Records for this exercise:
(begin)
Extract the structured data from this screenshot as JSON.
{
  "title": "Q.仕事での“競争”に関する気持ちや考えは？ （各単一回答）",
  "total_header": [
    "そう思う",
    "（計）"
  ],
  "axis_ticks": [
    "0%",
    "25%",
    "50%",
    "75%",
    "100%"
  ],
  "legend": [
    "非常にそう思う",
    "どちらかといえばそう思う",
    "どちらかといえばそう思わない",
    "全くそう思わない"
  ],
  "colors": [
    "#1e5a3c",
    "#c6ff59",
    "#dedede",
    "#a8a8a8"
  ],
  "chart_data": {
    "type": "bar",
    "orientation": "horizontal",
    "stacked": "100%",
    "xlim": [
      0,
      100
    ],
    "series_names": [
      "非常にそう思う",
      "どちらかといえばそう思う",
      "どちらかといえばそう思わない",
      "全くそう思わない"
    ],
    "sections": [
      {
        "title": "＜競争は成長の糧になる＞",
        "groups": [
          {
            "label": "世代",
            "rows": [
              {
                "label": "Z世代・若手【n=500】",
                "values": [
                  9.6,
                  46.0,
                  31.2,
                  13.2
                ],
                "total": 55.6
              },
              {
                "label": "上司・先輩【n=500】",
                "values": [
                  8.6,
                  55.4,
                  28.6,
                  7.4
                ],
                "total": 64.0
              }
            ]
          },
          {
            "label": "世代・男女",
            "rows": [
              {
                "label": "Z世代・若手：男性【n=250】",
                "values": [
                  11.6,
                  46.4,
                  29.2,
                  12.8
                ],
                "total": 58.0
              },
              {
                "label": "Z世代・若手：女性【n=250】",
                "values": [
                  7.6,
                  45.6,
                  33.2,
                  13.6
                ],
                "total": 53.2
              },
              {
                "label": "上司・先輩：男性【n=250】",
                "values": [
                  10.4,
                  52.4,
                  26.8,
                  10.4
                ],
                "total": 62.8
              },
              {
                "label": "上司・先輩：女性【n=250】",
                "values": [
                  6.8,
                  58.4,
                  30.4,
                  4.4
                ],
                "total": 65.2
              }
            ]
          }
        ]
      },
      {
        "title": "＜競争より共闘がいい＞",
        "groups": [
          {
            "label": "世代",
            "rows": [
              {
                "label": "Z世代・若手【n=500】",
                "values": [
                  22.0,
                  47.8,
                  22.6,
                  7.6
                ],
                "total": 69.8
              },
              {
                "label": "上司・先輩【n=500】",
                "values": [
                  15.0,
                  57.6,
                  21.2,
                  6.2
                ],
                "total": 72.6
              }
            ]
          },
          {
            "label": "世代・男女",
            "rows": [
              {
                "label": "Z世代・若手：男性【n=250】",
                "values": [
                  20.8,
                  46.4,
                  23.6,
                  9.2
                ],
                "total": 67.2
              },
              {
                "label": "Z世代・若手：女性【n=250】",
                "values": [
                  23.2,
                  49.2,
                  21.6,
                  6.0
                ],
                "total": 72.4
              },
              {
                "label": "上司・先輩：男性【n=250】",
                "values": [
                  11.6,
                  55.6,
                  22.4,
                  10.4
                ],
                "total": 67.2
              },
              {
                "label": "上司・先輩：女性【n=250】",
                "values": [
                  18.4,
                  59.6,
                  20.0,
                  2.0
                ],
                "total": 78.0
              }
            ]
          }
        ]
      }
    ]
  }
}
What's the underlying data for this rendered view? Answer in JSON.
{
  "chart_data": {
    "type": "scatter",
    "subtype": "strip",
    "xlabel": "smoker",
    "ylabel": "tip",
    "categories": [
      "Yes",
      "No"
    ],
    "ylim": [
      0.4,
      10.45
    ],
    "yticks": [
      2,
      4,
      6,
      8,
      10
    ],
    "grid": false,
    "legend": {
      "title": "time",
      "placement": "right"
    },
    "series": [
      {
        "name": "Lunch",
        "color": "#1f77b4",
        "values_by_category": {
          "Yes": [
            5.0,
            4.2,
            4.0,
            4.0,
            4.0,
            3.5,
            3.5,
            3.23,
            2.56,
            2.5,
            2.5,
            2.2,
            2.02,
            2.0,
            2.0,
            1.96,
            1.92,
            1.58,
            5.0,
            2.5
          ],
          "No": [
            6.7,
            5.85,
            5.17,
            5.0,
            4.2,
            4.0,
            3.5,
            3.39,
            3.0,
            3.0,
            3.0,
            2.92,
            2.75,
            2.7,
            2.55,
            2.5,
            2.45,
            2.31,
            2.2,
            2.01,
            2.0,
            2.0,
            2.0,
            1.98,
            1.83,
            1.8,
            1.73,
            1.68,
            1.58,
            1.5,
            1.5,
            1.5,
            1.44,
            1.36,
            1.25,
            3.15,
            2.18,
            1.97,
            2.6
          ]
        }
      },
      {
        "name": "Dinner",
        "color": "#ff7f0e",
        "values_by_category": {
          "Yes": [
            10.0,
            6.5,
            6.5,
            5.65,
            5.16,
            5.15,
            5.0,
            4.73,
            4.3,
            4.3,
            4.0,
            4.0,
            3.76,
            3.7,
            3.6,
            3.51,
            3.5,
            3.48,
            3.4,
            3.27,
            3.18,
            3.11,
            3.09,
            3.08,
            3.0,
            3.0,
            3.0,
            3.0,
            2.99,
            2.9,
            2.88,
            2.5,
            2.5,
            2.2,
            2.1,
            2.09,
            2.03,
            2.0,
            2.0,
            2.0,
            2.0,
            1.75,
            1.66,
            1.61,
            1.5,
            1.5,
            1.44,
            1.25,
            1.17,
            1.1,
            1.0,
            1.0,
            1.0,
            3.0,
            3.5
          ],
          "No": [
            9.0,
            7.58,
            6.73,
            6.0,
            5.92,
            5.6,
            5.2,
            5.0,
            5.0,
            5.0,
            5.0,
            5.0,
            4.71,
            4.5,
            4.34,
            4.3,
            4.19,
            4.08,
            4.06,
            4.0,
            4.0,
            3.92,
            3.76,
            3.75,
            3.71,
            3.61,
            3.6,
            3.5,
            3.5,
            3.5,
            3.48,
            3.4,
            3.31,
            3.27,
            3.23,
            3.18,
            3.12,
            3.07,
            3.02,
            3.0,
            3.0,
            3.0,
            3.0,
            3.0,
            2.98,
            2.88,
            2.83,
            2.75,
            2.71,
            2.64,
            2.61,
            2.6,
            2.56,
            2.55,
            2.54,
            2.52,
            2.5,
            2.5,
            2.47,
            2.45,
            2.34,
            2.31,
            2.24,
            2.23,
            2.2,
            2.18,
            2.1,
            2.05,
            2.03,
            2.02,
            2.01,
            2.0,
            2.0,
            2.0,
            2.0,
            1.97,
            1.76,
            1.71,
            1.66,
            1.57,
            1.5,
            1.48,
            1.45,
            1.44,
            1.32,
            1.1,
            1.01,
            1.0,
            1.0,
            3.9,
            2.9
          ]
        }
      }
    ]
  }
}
(end)
What is being asked: Without leaving anything out, give the entries again exactly.

Solved problem:
Extract the structured data from this screenshot as JSON.
{
  "title": "Q.仕事での“競争”に関する気持ちや考えは？ （各単一回答）",
  "total_header": [
    "そう思う",
    "（計）"
  ],
  "axis_ticks": [
    "0%",
    "25%",
    "50%",
    "75%",
    "100%"
  ],
  "legend": [
    "非常にそう思う",
    "どちらかといえばそう思う",
    "どちらかといえばそう思わない",
    "全くそう思わない"
  ],
  "colors": [
    "#1e5a3c",
    "#c6ff59",
    "#dedede",
    "#a8a8a8"
  ],
  "chart_data": {
    "type": "bar",
    "orientation": "horizontal",
    "stacked": "100%",
    "xlim": [
      0,
      100
    ],
    "series_names": [
      "非常にそう思う",
      "どちらかといえばそう思う",
      "どちらかといえばそう思わない",
      "全くそう思わない"
    ],
    "sections": [
      {
        "title": "＜競争は成長の糧になる＞",
        "groups": [
          {
            "label": "世代",
            "rows": [
              {
                "label": "Z世代・若手【n=500】",
                "values": [
                  9.6,
                  46.0,
                  31.2,
                  13.2
                ],
                "total": 55.6
              },
              {
                "label": "上司・先輩【n=500】",
                "values": [
                  8.6,
                  55.4,
                  28.6,
                  7.4
                ],
                "total": 64.0
              }
            ]
          },
          {
            "label": "世代・男女",
            "rows": [
              {
                "label": "Z世代・若手：男性【n=250】",
                "values": [
                  11.6,
                  46.4,
                  29.2,
                  12.8
                ],
                "total": 58.0
              },
              {
                "label": "Z世代・若手：女性【n=250】",
                "values": [
                  7.6,
                  45.6,
                  33.2,
                  13.6
                ],
                "total": 53.2
              },
              {
                "label": "上司・先輩：男性【n=250】",
                "values": [
                  10.4,
                  52.4,
                  26.8,
                  10.4
                ],
                "total": 62.8
              },
              {
                "label": "上司・先輩：女性【n=250】",
                "values": [
                  6.8,
                  58.4,
                  30.4,
                  4.4
                ],
                "total": 65.2
              }
            ]
          }
        ]
      },
      {
        "title": "＜競争より共闘がいい＞",
        "groups": [
          {
            "label": "世代",
            "rows": [
              {
                "label": "Z世代・若手【n=500】",
                "values": [
                  22.0,
                  47.8,
                  22.6,
                  7.6
                ],
                "total": 69.8
              },
              {
                "label": "上司・先輩【n=500】",
                "values": [
                  15.0,
                  57.6,
                  21.2,
                  6.2
                ],
                "total": 72.6
              }
            ]
          },
          {
            "label": "世代・男女",
            "rows": [
              {
                "label": "Z世代・若手：男性【n=250】",
                "values": [
                  20.8,
                  46.4,
                  23.6,
                  9.2
                ],
                "total": 67.2
              },
              {
                "label": "Z世代・若手：女性【n=250】",
                "values": [
                  23.2,
                  49.2,
                  21.6,
                  6.0
                ],
                "total": 72.4
              },
              {
                "label": "上司・先輩：男性【n=250】",
                "values": [
                  11.6,
                  55.6,
                  22.4,
                  10.4
                ],
                "total": 67.2
              },
              {
                "label": "上司・先輩：女性【n=250】",
                "values": [
                  18.4,
                  59.6,
                  20.0,
                  2.0
                ],
                "total": 78.0
              }
            ]
          }
        ]
      }
    ]
  }
}
What's the underlying data for this rendered view? Answer in JSON.
{
  "chart_data": {
    "type": "scatter",
    "subtype": "strip",
    "xlabel": "smoker",
    "ylabel": "tip",
    "categories": [
      "Yes",
      "No"
    ],
    "ylim": [
      0.4,
      10.45
    ],
    "yticks": [
      2,
      4,
      6,
      8,
      10
    ],
    "grid": false,
    "legend": {
      "title": "time",
      "placement": "right"
    },
    "series": [
      {
        "name": "Lunch",
        "color": "#1f77b4",
        "values_by_category": {
          "Yes": [
            5.0,
            4.2,
            4.0,
            4.0,
            4.0,
            3.5,
            3.5,
            3.23,
            2.56,
            2.5,
            2.5,
            2.2,
            2.02,
            2.0,
            2.0,
            1.96,
            1.92,
            1.58,
            5.0,
            2.5
          ],
          "No": [
            6.7,
            5.85,
            5.17,
            5.0,
            4.2,
            4.0,
            3.5,
            3.39,
            3.0,
            3.0,
            3.0,
            2.92,
            2.75,
            2.7,
            2.55,
            2.5,
            2.45,
            2.31,
            2.2,
            2.01,
            2.0,
            2.0,
            2.0,
            1.98,
            1.83,
            1.8,
            1.73,
            1.68,
            1.58,
            1.5,
            1.5,
            1.5,
            1.44,
            1.36,
            1.25,
            3.15,
            2.18,
            1.97,
            2.6
          ]
        }
      },
      {
        "name": "Dinner",
        "color": "#ff7f0e",
        "values_by_category": {
          "Yes": [
            10.0,
            6.5,
            6.5,
            5.65,
            5.16,
            5.15,
            5.0,
            4.73,
            4.3,
            4.3,
            4.0,
            4.0,
            3.76,
            3.7,
            3.6,
            3.51,
            3.5,
            3.48,
            3.4,
            3.27,
            3.18,
            3.11,
            3.09,
            3.08,
            3.0,
            3.0,
            3.0,
            3.0,
            2.99,
            2.9,
            2.88,
            2.5,
            2.5,
            2.2,
            2.1,
            2.09,
            2.03,
            2.0,
            2.0,
            2.0,
            2.0,
            1.75,
            1.66,
            1.61,
            1.5,
            1.5,
            1.44,
            1.25,
            1.17,
            1.1,
            1.0,
            1.0,
            1.0,
            3.0,
            3.5
          ],
          "No": [
            9.0,
            7.58,
            6.73,
            6.0,
            5.92,
            5.6,
            5.2,
            5.0,
            5.0,
            5.0,
            5.0,
            5.0,
            4.71,
            4.5,
            4.34,
            4.3,
            4.19,
            4.08,
            4.06,
            4.0,
            4.0,
            3.92,
            3.76,
            3.75,
            3.71,
            3.61,
            3.6,
            3.5,
            3.5,
            3.5,
            3.48,
            3.4,
            3.31,
            3.27,
            3.23,
            3.18,
            3.12,
            3.07,
            3.02,
            3.0,
            3.0,
            3.0,
            3.0,
            3.0,
            2.98,
            2.88,
            2.83,
            2.75,
            2.71,
            2.64,
            2.61,
            2.6,
            2.56,
            2.55,
            2.54,
            2.52,
            2.5,
            2.5,
            2.47,
            2.45,
            2.34,
            2.31,
            2.24,
            2.23,
            2.2,
            2.18,
            2.1,
            2.05,
            2.03,
            2.02,
            2.01,
            2.0,
            2.0,
            2.0,
            2.0,
            1.97,
            1.76,
            1.71,
            1.66,
            1.57,
            1.5,
            1.48,
            1.45,
            1.44,
            1.32,
            1.1,
            1.01,
            1.0,
            1.0,
            3.9,
            2.9
          ]
        }
      }
    ]
  }
}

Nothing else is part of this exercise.